- Brief:
Show each line that has the string "JSON" in it.

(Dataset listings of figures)
· · · · · · ·
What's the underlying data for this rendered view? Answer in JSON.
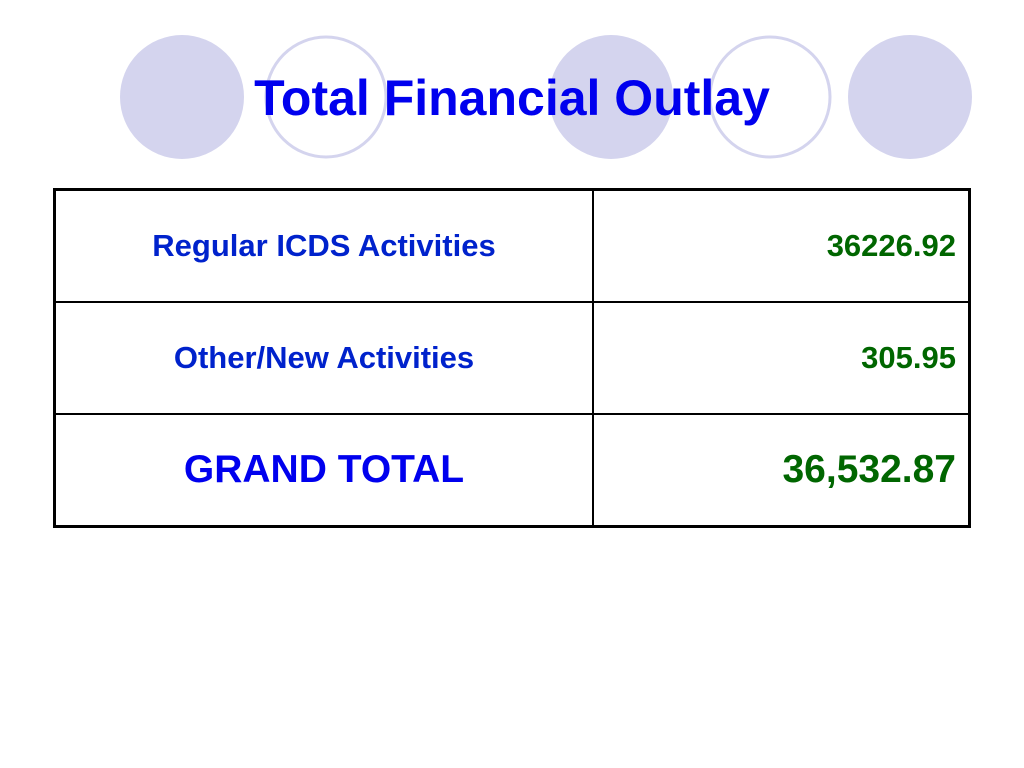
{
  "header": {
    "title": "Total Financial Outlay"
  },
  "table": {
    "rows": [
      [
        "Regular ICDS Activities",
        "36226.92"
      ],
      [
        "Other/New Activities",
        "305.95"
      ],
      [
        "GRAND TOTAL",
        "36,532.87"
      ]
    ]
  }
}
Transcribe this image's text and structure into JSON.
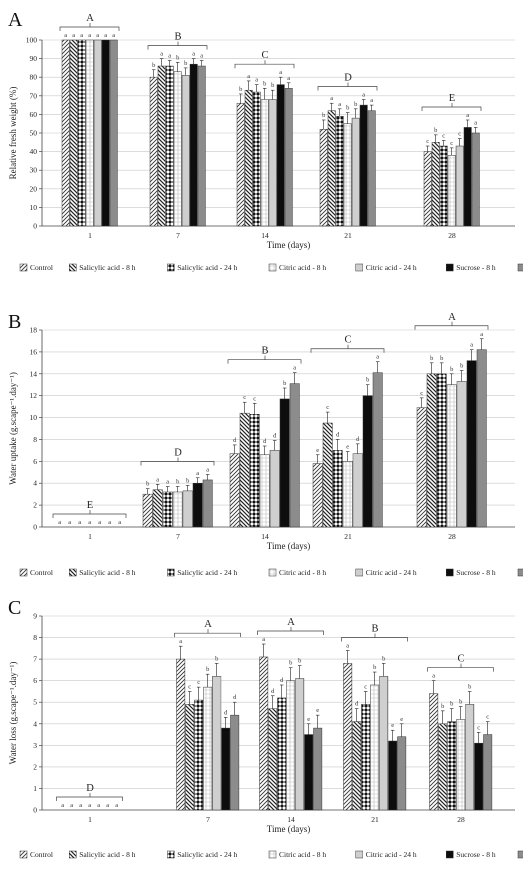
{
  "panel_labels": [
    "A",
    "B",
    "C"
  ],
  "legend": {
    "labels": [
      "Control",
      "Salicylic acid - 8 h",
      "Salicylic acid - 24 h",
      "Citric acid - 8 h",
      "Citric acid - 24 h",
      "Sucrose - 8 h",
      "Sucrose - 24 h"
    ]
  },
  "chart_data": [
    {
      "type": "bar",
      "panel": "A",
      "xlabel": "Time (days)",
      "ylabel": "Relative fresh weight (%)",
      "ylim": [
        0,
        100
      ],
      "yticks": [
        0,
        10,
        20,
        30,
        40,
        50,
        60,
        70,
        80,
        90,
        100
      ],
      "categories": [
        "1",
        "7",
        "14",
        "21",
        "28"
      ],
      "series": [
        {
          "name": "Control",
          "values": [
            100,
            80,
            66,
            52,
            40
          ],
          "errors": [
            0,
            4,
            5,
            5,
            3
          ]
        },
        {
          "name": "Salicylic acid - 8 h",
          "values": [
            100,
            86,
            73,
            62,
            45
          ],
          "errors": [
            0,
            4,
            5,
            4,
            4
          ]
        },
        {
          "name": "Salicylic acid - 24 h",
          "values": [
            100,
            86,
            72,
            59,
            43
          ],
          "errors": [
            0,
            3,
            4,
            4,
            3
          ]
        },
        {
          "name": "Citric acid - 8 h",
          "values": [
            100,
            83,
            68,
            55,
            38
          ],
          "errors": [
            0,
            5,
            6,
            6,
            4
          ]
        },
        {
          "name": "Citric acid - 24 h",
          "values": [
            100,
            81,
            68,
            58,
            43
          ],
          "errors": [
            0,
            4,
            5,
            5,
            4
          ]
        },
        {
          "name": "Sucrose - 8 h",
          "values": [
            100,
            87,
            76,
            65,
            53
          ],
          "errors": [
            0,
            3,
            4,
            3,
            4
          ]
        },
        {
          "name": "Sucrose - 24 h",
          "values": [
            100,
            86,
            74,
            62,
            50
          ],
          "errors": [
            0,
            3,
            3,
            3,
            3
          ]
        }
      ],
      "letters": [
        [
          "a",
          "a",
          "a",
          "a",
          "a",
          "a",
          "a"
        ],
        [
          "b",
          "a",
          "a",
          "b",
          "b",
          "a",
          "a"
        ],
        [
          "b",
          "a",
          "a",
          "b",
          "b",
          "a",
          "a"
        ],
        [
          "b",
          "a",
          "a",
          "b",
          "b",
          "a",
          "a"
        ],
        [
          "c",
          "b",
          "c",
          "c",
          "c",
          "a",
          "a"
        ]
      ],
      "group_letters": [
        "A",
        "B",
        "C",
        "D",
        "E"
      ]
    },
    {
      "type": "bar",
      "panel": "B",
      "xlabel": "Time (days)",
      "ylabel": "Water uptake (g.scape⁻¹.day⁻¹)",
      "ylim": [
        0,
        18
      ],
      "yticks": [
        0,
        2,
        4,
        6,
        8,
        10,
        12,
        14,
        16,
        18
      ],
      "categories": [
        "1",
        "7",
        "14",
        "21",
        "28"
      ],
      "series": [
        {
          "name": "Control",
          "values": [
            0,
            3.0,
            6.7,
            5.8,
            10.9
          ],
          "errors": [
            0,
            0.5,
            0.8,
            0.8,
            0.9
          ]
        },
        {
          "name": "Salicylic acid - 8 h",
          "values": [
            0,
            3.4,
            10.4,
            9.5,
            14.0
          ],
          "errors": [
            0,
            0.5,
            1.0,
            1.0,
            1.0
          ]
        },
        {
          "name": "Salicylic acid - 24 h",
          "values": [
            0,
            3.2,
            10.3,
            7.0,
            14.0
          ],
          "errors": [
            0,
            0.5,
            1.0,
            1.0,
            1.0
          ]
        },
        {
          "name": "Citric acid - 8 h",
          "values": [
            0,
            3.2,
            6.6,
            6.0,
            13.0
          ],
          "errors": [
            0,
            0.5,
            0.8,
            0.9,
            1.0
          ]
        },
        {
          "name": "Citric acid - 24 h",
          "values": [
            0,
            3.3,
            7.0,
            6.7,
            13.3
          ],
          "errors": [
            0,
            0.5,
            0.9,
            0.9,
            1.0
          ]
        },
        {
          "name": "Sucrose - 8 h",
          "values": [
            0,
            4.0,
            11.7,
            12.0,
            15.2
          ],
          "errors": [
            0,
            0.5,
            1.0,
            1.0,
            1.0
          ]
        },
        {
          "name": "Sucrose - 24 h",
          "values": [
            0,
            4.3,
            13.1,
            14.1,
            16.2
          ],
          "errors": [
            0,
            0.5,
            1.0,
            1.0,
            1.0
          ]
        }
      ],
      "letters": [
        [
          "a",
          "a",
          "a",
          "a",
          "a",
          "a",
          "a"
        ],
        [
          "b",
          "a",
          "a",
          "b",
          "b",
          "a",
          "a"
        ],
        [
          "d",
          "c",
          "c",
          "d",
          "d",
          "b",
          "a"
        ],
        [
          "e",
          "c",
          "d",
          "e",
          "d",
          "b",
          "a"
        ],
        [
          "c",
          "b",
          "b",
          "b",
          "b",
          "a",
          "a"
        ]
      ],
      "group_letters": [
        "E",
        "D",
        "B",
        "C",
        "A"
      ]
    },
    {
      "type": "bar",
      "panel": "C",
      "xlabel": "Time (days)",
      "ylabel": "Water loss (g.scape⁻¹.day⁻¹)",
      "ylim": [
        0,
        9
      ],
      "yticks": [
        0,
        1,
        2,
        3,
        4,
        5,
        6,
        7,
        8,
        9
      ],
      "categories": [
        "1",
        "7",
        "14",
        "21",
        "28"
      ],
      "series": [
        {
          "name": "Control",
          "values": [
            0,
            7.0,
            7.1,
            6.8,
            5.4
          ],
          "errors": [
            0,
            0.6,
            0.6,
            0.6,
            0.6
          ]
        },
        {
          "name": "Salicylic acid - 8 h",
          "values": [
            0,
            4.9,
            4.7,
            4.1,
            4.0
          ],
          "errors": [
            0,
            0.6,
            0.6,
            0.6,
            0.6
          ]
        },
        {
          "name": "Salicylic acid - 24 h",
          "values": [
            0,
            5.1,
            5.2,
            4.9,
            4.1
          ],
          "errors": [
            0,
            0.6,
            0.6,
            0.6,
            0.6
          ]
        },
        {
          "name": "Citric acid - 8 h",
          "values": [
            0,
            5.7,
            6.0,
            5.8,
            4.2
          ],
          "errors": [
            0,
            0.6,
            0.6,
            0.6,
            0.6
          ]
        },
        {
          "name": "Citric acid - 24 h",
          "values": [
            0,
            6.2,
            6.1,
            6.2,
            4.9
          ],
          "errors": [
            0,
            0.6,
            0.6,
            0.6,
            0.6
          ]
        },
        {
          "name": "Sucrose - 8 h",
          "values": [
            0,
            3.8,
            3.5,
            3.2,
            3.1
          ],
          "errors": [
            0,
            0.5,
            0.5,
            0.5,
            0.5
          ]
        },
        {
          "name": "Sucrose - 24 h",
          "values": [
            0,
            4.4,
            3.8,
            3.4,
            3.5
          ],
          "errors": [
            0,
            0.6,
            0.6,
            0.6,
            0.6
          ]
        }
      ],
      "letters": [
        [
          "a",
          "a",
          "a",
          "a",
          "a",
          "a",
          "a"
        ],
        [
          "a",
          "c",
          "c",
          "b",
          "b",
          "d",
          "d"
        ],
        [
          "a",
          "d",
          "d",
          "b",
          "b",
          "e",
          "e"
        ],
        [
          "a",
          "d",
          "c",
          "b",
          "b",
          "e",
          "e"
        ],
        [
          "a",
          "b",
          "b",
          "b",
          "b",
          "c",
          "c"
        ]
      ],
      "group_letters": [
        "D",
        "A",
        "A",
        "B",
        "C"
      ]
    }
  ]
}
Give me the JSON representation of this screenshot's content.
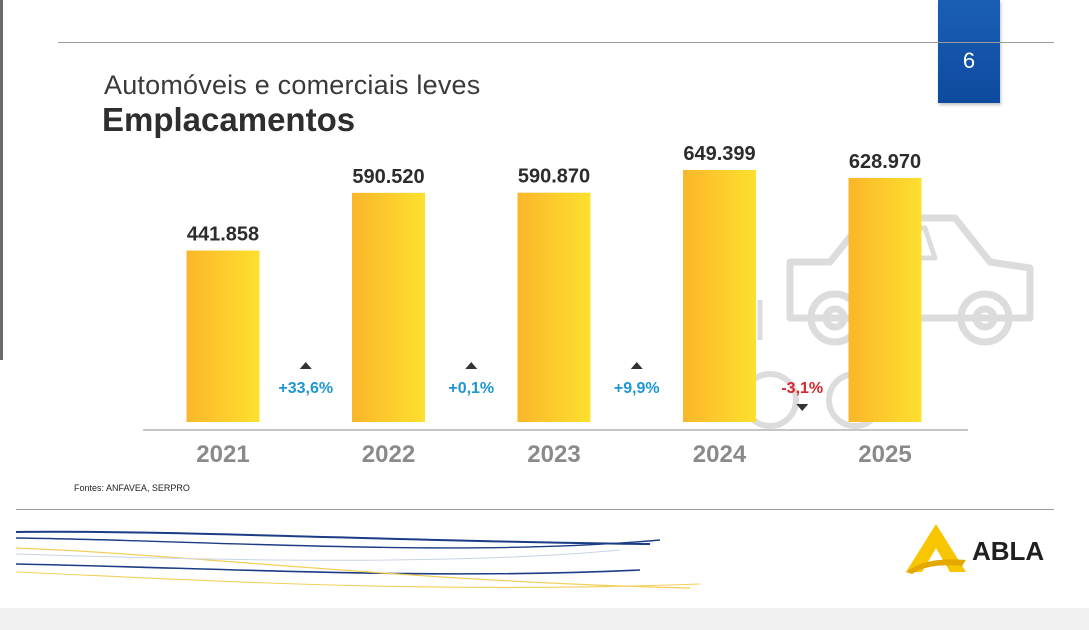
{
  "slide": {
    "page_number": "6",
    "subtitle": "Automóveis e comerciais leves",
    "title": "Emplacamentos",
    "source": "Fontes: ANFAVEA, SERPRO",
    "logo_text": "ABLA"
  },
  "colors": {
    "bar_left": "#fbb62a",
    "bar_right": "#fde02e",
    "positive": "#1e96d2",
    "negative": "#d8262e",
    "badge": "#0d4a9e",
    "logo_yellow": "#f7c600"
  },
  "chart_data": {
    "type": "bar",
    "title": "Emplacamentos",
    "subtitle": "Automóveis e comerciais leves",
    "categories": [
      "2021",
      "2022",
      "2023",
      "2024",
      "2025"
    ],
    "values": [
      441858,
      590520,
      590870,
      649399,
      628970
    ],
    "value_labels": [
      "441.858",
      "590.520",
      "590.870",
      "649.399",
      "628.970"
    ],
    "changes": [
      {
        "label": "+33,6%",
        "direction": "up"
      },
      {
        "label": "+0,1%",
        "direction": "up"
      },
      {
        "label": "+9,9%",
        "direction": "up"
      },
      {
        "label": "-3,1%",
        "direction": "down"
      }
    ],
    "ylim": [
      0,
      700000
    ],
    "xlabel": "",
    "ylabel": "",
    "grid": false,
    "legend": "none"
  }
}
· · · · · · ·
- Solved exercise:
What's the underlying data for this rendered view? Answer in JSON.
Transcribe this image's text and structure into JSON.
Give me the JSON representation of this screenshot's content.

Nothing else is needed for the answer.